### What to work on
Within the listing below, locate all lines containing the word "this". Copy each one.

### Material
——————————

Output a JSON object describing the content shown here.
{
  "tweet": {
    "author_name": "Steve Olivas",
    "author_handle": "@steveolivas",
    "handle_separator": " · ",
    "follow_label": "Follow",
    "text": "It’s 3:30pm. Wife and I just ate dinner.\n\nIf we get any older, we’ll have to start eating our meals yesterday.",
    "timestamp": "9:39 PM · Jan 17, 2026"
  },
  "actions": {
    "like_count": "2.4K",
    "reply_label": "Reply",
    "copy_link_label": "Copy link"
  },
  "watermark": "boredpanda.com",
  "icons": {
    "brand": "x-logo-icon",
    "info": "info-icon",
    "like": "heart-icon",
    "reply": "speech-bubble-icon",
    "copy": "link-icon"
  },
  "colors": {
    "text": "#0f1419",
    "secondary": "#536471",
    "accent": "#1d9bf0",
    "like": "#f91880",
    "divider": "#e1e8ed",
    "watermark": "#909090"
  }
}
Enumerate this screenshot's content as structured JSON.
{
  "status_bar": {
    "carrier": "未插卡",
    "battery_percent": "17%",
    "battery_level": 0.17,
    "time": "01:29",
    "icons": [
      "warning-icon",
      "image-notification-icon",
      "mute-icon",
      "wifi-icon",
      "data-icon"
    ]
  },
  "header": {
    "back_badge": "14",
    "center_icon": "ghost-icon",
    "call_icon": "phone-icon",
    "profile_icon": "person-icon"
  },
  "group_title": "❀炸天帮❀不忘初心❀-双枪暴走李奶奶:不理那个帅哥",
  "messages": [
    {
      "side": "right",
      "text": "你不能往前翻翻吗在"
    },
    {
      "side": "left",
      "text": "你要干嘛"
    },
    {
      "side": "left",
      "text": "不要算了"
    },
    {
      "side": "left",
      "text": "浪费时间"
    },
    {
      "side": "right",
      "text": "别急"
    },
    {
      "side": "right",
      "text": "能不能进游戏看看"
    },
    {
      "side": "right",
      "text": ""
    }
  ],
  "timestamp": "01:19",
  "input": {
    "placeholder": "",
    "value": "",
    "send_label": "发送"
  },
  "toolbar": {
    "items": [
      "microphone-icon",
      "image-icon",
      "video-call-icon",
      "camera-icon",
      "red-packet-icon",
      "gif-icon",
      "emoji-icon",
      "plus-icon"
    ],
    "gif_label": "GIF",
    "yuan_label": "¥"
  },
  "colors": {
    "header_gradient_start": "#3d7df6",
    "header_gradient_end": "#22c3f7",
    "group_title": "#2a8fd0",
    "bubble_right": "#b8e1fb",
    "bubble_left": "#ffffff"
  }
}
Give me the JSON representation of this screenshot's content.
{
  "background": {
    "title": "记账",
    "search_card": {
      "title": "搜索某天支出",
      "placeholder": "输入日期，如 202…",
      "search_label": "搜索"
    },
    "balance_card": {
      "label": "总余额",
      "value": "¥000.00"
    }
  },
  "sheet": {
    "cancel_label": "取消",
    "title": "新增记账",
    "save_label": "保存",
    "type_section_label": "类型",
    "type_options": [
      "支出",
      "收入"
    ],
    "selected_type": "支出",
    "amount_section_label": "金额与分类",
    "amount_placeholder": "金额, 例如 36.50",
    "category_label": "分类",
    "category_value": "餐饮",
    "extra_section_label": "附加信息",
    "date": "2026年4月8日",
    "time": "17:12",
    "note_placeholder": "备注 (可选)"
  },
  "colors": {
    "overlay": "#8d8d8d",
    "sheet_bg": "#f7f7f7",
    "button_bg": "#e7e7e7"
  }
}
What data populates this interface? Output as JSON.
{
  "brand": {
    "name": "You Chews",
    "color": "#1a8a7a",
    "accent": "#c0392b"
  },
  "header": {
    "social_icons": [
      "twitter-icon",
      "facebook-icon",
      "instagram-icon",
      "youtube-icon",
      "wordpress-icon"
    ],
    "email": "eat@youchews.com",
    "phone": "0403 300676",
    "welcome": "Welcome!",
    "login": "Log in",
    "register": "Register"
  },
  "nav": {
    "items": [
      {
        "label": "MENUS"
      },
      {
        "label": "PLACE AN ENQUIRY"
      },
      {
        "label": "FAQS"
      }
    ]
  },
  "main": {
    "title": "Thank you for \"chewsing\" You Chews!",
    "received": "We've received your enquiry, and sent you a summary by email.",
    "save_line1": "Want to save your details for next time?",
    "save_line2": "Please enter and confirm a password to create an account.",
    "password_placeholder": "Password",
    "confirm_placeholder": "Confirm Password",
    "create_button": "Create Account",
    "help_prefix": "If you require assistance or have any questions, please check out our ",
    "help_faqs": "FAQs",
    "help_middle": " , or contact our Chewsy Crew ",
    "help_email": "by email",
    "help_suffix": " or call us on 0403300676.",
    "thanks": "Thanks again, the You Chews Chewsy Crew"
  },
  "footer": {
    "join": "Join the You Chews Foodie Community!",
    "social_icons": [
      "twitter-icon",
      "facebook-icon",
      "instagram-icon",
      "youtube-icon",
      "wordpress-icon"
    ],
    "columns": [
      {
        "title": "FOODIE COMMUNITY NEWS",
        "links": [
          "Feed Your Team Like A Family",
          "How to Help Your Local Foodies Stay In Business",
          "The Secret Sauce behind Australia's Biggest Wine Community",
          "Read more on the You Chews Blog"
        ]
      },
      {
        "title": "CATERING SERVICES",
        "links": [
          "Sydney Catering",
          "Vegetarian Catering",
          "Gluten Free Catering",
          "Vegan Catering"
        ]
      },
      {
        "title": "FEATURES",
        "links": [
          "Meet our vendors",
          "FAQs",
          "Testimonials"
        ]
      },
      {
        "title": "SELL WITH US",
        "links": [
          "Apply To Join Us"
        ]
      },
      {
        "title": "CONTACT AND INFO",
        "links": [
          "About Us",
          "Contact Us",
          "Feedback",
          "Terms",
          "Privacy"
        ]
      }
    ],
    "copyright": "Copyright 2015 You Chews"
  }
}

——————————

### Task solution
Enumerate this screenshot's content as structured JSON.
Give me the JSON representation of this screenshot's content.
What data populates this interface? Output as JSON.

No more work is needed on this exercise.